:: 给定数据行 ::

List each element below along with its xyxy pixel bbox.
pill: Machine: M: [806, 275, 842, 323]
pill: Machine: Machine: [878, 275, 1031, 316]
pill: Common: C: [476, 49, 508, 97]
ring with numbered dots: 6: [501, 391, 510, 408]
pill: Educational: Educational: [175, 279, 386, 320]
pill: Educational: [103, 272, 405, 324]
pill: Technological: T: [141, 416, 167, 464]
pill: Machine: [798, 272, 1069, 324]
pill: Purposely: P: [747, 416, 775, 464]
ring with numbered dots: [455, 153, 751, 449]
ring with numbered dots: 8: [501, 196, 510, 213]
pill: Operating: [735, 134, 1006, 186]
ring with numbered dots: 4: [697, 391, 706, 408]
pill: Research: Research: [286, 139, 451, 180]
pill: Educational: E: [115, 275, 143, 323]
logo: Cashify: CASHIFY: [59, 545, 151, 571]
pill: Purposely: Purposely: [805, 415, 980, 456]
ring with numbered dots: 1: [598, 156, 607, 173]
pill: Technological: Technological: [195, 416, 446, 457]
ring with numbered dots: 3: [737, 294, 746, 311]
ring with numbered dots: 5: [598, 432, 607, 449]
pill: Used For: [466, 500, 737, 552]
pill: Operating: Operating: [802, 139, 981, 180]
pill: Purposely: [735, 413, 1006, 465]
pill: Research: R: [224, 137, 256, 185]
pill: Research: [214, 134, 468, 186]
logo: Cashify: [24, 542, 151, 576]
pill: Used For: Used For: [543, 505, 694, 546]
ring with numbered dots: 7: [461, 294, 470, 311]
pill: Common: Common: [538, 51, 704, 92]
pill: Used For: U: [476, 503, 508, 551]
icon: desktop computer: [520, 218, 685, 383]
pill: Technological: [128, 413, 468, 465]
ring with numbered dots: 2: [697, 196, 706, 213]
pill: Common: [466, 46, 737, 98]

:::
:: 给定数据行 ::

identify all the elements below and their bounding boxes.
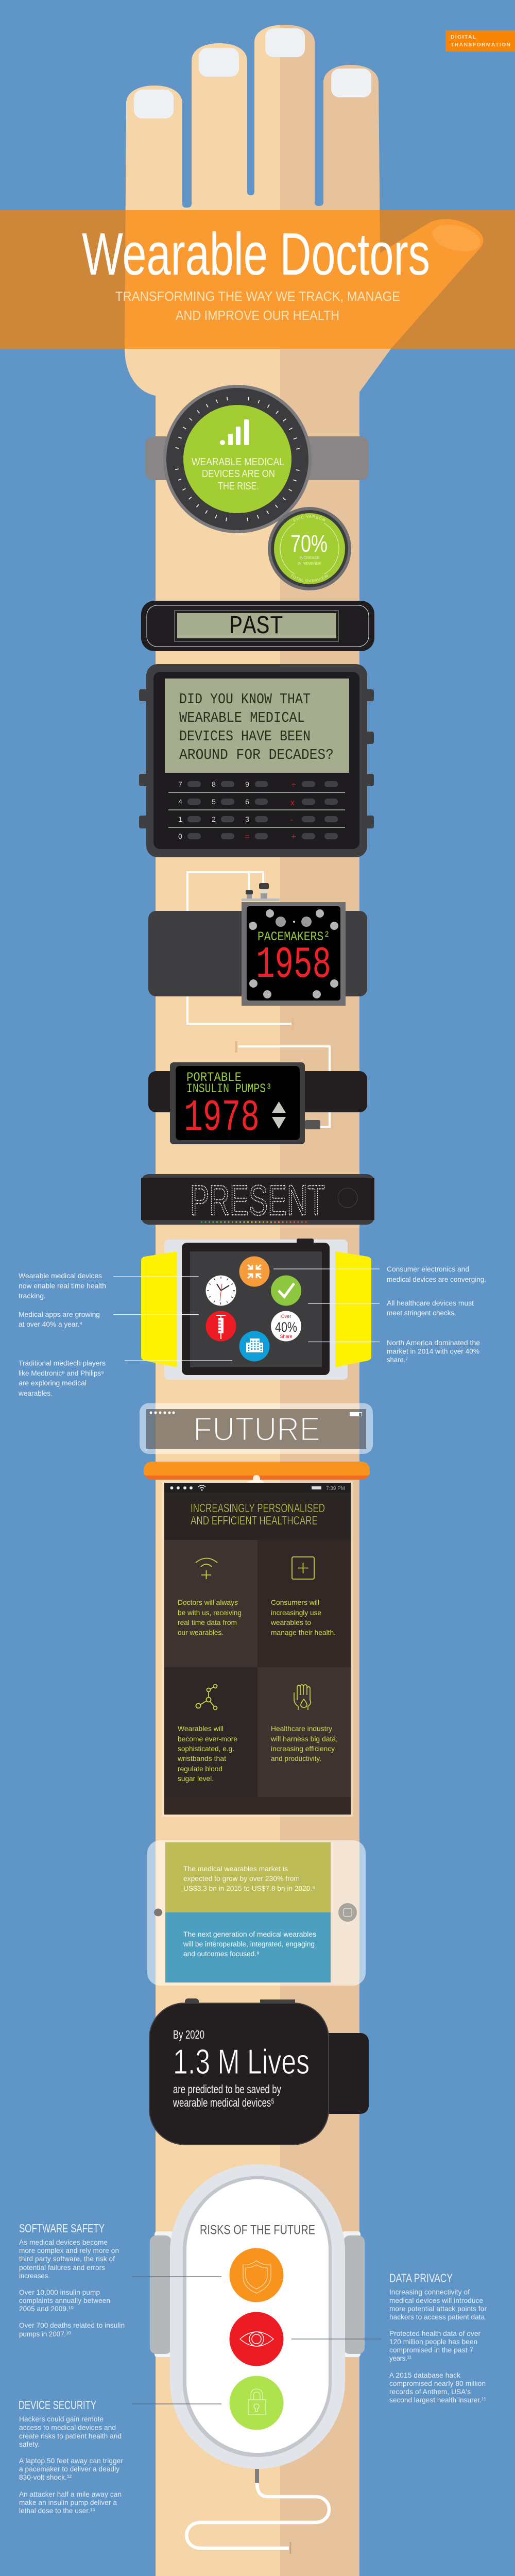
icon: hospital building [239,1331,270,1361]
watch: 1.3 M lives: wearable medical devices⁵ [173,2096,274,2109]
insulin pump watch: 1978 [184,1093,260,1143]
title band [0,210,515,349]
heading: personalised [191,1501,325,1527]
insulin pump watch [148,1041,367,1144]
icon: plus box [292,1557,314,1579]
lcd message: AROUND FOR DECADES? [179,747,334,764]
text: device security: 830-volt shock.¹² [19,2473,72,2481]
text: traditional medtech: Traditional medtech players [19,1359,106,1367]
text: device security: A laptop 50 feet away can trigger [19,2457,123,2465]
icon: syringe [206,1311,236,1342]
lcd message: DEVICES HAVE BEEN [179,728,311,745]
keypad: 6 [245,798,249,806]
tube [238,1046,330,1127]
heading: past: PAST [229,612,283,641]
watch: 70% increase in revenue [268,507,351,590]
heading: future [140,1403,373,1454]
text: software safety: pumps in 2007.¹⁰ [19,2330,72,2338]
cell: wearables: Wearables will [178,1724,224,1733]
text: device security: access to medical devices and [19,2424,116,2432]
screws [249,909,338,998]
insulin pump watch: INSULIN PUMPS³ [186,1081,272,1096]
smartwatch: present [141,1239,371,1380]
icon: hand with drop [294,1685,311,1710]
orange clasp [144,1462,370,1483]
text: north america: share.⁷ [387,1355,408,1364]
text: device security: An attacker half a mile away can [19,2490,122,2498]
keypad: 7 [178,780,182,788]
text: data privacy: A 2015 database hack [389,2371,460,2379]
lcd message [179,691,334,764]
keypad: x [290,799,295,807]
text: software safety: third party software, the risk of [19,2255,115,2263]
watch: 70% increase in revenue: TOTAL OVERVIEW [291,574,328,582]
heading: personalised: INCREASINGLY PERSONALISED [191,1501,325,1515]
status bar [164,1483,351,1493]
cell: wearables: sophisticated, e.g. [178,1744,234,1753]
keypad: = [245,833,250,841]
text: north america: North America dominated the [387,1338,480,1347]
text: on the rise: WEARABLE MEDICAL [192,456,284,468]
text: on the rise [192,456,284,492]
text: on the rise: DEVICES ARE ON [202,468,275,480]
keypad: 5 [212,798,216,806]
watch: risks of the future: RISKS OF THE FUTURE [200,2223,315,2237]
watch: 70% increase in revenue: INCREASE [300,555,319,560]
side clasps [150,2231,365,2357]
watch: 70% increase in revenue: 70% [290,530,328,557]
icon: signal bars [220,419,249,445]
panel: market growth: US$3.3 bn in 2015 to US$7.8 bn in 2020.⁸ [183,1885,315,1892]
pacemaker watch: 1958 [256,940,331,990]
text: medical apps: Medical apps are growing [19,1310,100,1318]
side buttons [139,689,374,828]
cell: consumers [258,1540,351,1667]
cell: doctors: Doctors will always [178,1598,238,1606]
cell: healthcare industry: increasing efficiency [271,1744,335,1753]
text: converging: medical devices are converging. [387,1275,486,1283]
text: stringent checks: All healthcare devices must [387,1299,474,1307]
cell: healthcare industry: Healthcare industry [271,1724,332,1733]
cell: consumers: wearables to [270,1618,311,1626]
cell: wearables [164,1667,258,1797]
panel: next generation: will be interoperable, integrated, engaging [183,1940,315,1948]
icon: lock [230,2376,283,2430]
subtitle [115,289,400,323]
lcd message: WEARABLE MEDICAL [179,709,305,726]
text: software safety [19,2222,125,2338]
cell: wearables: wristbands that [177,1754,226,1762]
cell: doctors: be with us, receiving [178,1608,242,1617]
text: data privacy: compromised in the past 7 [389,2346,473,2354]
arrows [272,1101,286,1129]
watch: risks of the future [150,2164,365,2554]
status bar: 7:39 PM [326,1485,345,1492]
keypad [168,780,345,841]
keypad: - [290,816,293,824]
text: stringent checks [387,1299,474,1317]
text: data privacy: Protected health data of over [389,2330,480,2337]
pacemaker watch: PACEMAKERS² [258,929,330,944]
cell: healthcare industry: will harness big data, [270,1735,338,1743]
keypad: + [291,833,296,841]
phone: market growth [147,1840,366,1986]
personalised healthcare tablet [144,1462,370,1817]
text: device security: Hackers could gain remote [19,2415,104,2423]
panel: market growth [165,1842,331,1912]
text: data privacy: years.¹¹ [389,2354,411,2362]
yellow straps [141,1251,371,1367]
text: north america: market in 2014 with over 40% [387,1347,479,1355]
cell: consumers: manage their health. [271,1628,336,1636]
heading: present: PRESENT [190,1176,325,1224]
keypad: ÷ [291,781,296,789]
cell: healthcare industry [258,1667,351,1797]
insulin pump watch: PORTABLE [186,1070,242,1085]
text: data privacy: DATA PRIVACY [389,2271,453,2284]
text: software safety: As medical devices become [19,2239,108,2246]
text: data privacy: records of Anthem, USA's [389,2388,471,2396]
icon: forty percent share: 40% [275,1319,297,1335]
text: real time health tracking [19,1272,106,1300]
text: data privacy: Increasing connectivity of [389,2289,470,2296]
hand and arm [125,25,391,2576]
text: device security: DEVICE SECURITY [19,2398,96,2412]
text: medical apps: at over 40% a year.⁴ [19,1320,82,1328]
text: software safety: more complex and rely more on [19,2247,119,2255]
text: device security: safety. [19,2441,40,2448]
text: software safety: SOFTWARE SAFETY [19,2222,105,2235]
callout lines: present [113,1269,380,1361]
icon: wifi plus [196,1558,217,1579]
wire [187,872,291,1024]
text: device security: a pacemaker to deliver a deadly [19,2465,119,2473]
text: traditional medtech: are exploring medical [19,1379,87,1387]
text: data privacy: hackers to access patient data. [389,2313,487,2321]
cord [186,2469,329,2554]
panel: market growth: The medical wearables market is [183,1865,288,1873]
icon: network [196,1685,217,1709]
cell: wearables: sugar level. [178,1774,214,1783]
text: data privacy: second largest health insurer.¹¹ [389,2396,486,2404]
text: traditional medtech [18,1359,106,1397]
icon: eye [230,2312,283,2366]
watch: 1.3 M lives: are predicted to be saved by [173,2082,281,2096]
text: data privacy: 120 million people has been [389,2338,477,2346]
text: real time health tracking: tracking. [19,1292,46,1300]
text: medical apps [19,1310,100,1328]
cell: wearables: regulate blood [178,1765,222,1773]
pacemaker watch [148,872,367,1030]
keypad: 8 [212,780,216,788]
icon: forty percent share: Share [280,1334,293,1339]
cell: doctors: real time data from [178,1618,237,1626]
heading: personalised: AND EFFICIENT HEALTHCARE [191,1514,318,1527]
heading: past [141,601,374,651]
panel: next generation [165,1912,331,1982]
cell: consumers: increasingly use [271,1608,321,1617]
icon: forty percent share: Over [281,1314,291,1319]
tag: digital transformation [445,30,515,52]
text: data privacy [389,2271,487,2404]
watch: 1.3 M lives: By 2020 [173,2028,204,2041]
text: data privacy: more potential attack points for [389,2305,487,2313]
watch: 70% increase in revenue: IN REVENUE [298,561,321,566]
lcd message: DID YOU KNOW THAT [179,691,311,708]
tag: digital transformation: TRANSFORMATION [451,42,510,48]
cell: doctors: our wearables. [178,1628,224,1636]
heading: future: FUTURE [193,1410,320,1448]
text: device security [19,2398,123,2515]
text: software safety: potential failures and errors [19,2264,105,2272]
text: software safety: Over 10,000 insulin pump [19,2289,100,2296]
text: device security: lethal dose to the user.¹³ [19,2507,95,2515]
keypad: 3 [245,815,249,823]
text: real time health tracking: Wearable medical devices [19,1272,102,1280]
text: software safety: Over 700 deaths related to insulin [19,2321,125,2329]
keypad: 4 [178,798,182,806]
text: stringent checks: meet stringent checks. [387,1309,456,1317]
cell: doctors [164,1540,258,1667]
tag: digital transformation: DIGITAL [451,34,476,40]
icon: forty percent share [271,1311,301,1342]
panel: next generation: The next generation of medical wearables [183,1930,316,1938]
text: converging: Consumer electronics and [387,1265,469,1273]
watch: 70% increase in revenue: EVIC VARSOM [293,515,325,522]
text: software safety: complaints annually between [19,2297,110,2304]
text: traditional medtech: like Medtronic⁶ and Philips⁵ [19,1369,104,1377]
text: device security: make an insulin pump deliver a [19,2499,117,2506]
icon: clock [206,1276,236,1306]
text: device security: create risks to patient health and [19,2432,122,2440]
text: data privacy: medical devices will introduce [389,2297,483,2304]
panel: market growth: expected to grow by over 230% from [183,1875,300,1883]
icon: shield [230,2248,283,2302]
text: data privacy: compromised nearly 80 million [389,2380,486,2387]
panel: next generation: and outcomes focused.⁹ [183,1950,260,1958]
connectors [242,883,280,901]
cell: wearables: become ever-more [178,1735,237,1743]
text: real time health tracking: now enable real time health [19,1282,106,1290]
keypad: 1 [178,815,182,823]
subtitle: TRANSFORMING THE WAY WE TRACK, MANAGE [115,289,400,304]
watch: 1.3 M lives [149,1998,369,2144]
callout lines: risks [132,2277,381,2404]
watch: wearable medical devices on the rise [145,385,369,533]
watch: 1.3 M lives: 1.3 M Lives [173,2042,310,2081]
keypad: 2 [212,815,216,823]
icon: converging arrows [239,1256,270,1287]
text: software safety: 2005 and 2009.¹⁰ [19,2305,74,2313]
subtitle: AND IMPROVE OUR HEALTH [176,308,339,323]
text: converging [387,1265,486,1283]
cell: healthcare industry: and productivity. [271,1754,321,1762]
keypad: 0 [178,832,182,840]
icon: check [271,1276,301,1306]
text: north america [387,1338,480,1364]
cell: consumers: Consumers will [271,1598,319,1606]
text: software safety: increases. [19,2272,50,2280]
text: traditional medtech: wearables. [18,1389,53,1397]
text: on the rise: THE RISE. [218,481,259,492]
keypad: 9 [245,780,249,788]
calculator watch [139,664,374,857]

:::
:: 给定数据行 ::

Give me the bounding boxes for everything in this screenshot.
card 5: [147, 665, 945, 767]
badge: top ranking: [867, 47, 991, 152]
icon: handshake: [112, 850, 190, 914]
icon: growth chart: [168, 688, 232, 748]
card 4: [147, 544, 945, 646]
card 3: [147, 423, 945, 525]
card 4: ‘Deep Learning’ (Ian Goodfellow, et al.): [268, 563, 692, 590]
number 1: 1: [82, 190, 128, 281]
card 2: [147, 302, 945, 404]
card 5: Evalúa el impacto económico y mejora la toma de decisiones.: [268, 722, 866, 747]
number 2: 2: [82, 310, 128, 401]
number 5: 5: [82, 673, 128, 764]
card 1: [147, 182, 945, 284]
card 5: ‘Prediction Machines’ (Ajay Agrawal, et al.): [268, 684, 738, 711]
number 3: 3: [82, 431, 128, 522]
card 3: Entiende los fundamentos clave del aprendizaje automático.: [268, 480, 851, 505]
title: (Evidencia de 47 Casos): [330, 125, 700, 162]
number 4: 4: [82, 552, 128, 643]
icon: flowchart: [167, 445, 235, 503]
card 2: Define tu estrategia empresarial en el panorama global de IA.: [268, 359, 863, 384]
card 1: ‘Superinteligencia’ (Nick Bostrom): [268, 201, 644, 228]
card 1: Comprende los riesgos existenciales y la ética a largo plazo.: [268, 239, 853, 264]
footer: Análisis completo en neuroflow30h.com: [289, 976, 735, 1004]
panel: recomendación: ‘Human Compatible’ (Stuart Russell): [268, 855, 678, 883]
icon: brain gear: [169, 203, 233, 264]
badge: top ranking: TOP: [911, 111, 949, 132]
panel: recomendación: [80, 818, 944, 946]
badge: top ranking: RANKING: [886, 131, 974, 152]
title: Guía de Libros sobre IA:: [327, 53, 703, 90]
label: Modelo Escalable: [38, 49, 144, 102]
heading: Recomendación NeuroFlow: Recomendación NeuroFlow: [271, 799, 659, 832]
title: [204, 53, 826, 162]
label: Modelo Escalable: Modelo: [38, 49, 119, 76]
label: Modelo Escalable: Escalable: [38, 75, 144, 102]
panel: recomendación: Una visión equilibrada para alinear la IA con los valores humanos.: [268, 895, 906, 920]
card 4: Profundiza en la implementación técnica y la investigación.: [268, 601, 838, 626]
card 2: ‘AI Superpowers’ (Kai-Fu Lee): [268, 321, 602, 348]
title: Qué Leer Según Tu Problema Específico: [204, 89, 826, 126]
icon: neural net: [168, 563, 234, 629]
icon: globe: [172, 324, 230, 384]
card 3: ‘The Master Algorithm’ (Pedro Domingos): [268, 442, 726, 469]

:::

逐字抄录从含有“icon: hospital building [239,1331,270,1361]”的那一行到含有“icon: plus box [292,1557,314,1579]”的那一行，首尾两行均包括在内。

→ 任务解答:
icon: hospital building [239,1331,270,1361]
watch: 1.3 M lives: wearable medical devices⁵ [173,2096,274,2109]
insulin pump watch: 1978 [184,1093,260,1143]
title band [0,210,515,349]
heading: personalised [191,1501,325,1527]
insulin pump watch [148,1041,367,1144]
icon: plus box [292,1557,314,1579]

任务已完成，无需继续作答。